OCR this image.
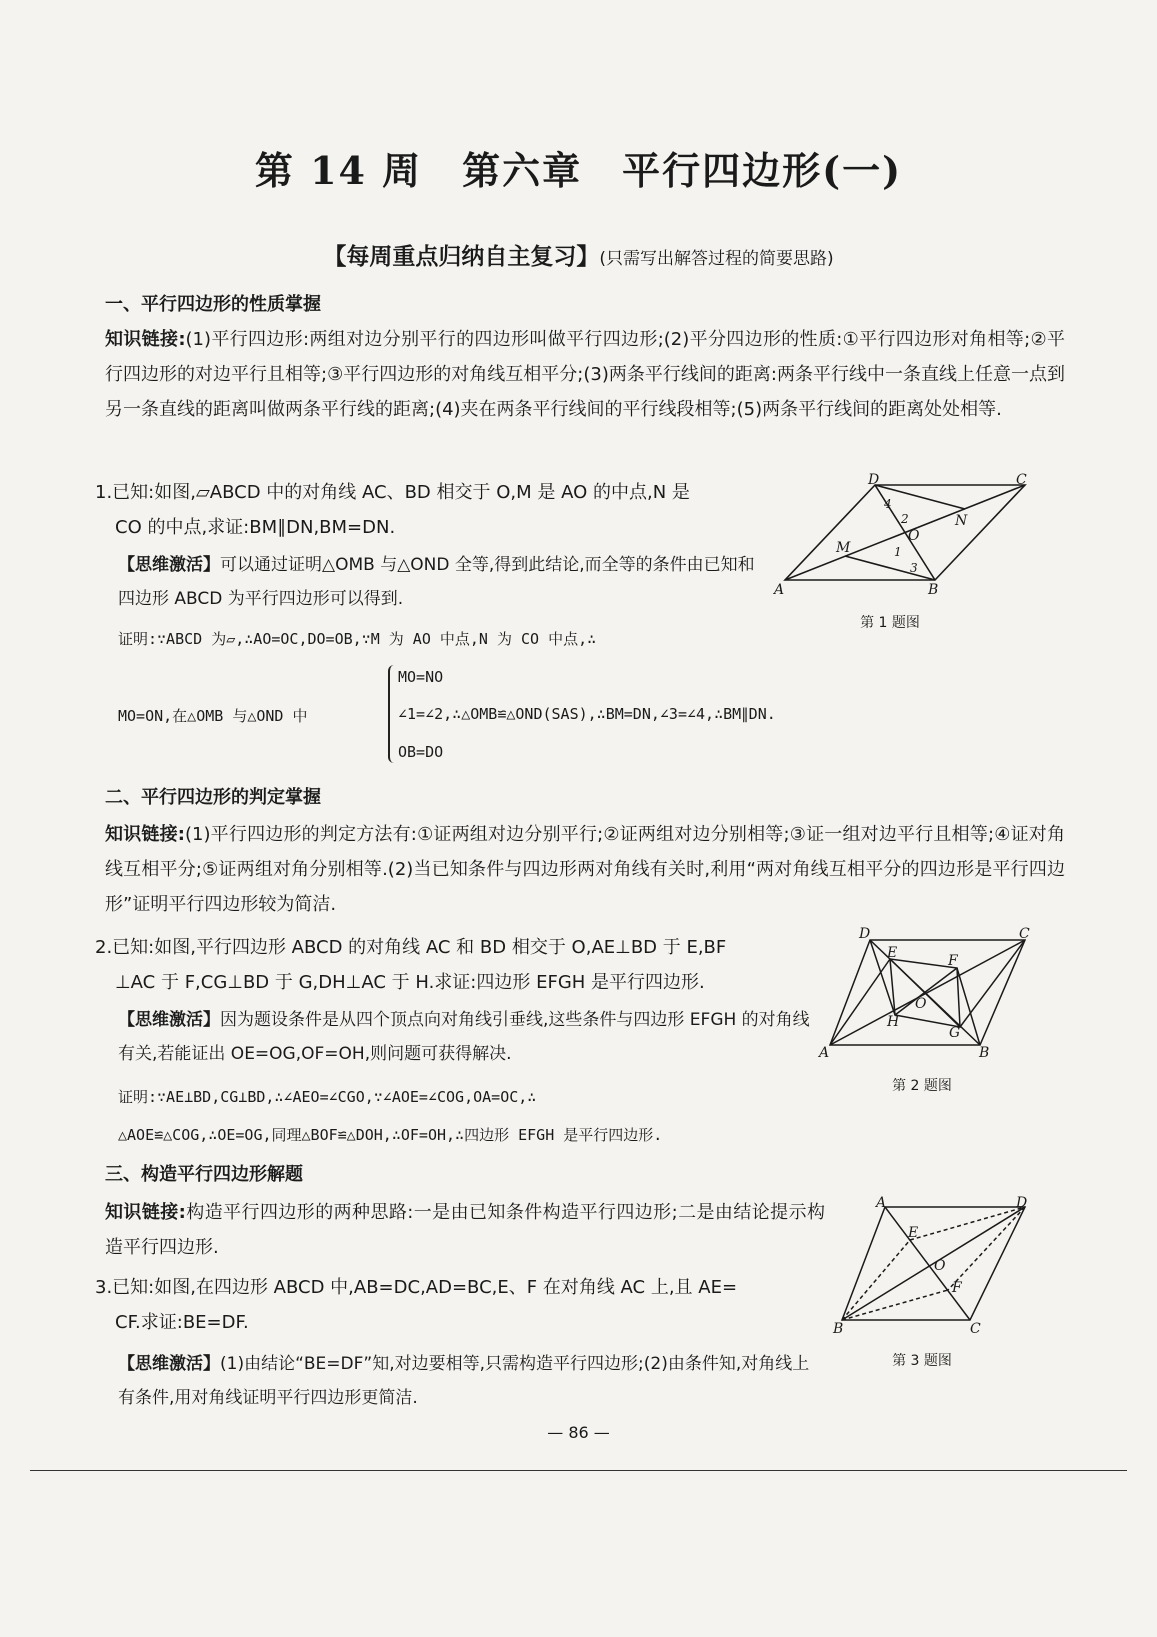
第 14 周　第六章　平行四边形(一)
【每周重点归纳自主复习】(只需写出解答过程的简要思路)
一、平行四边形的性质掌握
知识链接:(1)平行四边形:两组对边分别平行的四边形叫做平行四边形;(2)平分四边形的性质:①平行四边形对角相等;②平行四边形的对边平行且相等;③平行四边形的对角线互相平分;(3)两条平行线间的距离:两条平行线中一条直线上任意一点到另一条直线的距离叫做两条平行线的距离;(4)夹在两条平行线间的平行线段相等;(5)两条平行线间的距离处处相等.
1.已知:如图,▱ABCD 中的对角线 AC、BD 相交于 O,M 是 AO 的中点,N 是
CO 的中点,求证:BM∥DN,BM=DN.
【思维激活】可以通过证明△OMB 与△OND 全等,得到此结论,而全等的条件由已知和四边形 ABCD 为平行四边形可以得到.
证明:∵ABCD 为▱,∴AO=OC,DO=OB,∵M 为 AO 中点,N 为 CO 中点,∴
MO=ON,在△OMB 与△OND 中
MO=NO
∠1=∠2,∴△OMB≌△OND(SAS),∴BM=DN,∠3=∠4,∴BM∥DN.
OB=DO
A	B
C
D
O
M
N
1
2
3
4
第 1 题图
二、平行四边形的判定掌握
知识链接:(1)平行四边形的判定方法有:①证两组对边分别平行;②证两组对边分别相等;③证一组对边平行且相等;④证对角线互相平分;⑤证两组对角分别相等.(2)当已知条件与四边形两对角线有关时,利用“两对角线互相平分的四边形是平行四边形”证明平行四边形较为简洁.
2.已知:如图,平行四边形 ABCD 的对角线 AC 和 BD 相交于 O,AE⊥BD 于 E,BF
⊥AC 于 F,CG⊥BD 于 G,DH⊥AC 于 H.求证:四边形 EFGH 是平行四边形.
【思维激活】因为题设条件是从四个顶点向对角线引垂线,这些条件与四边形 EFGH 的对角线有关,若能证出 OE=OG,OF=OH,则问题可获得解决.
证明:∵AE⊥BD,CG⊥BD,∴∠AEO=∠CGO,∵∠AOE=∠COG,OA=OC,∴
△AOE≌△COG,∴OE=OG,同理△BOF≌△DOH,∴OF=OH,∴四边形 EFGH 是平行四边形.
A	B
C
D
O
E	F
G
H
第 2 题图
三、构造平行四边形解题
知识链接:构造平行四边形的两种思路:一是由已知条件构造平行四边形;二是由结论提示构造平行四边形.
3.已知:如图,在四边形 ABCD 中,AB=DC,AD=BC,E、F 在对角线 AC 上,且 AE=
CF.求证:BE=DF.
【思维激活】(1)由结论“BE=DF”知,对边要相等,只需构造平行四边形;(2)由条件知,对角线上有条件,用对角线证明平行四边形更简洁.
A
B	C
D
O
E
F
第 3 题图
— 86 —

-------

Take the entries shown above and quote them verbatim, passing over the pictures.

## [ANSWER]
OCR this image.
第 14 周　第六章　平行四边形(一)
【每周重点归纳自主复习】(只需写出解答过程的简要思路)
一、平行四边形的性质掌握
知识链接:(1)平行四边形:两组对边分别平行的四边形叫做平行四边形;(2)平分四边形的性质:①平行四边形对角相等;②平行四边形的对边平行且相等;③平行四边形的对角线互相平分;(3)两条平行线间的距离:两条平行线中一条直线上任意一点到另一条直线的距离叫做两条平行线的距离;(4)夹在两条平行线间的平行线段相等;(5)两条平行线间的距离处处相等.
1.已知:如图,▱ABCD 中的对角线 AC、BD 相交于 O,M 是 AO 的中点,N 是
CO 的中点,求证:BM∥DN,BM=DN.
【思维激活】可以通过证明△OMB 与△OND 全等,得到此结论,而全等的条件由已知和四边形 ABCD 为平行四边形可以得到.
证明:∵ABCD 为▱,∴AO=OC,DO=OB,∵M 为 AO 中点,N 为 CO 中点,∴
MO=ON,在△OMB 与△OND 中
MO=NO
∠1=∠2,∴△OMB≌△OND(SAS),∴BM=DN,∠3=∠4,∴BM∥DN.
OB=DO
A	B
C
D
O
M
N
1
2
3
4
第 1 题图
二、平行四边形的判定掌握
知识链接:(1)平行四边形的判定方法有:①证两组对边分别平行;②证两组对边分别相等;③证一组对边平行且相等;④证对角线互相平分;⑤证两组对角分别相等.(2)当已知条件与四边形两对角线有关时,利用“两对角线互相平分的四边形是平行四边形”证明平行四边形较为简洁.
2.已知:如图,平行四边形 ABCD 的对角线 AC 和 BD 相交于 O,AE⊥BD 于 E,BF
⊥AC 于 F,CG⊥BD 于 G,DH⊥AC 于 H.求证:四边形 EFGH 是平行四边形.
【思维激活】因为题设条件是从四个顶点向对角线引垂线,这些条件与四边形 EFGH 的对角线有关,若能证出 OE=OG,OF=OH,则问题可获得解决.
证明:∵AE⊥BD,CG⊥BD,∴∠AEO=∠CGO,∵∠AOE=∠COG,OA=OC,∴
△AOE≌△COG,∴OE=OG,同理△BOF≌△DOH,∴OF=OH,∴四边形 EFGH 是平行四边形.
A	B
C
D
O
E	F
G
H
第 2 题图
三、构造平行四边形解题
知识链接:构造平行四边形的两种思路:一是由已知条件构造平行四边形;二是由结论提示构造平行四边形.
3.已知:如图,在四边形 ABCD 中,AB=DC,AD=BC,E、F 在对角线 AC 上,且 AE=
CF.求证:BE=DF.
【思维激活】(1)由结论“BE=DF”知,对边要相等,只需构造平行四边形;(2)由条件知,对角线上有条件,用对角线证明平行四边形更简洁.
A
B	C
D
O
E
F
第 3 题图
— 86 —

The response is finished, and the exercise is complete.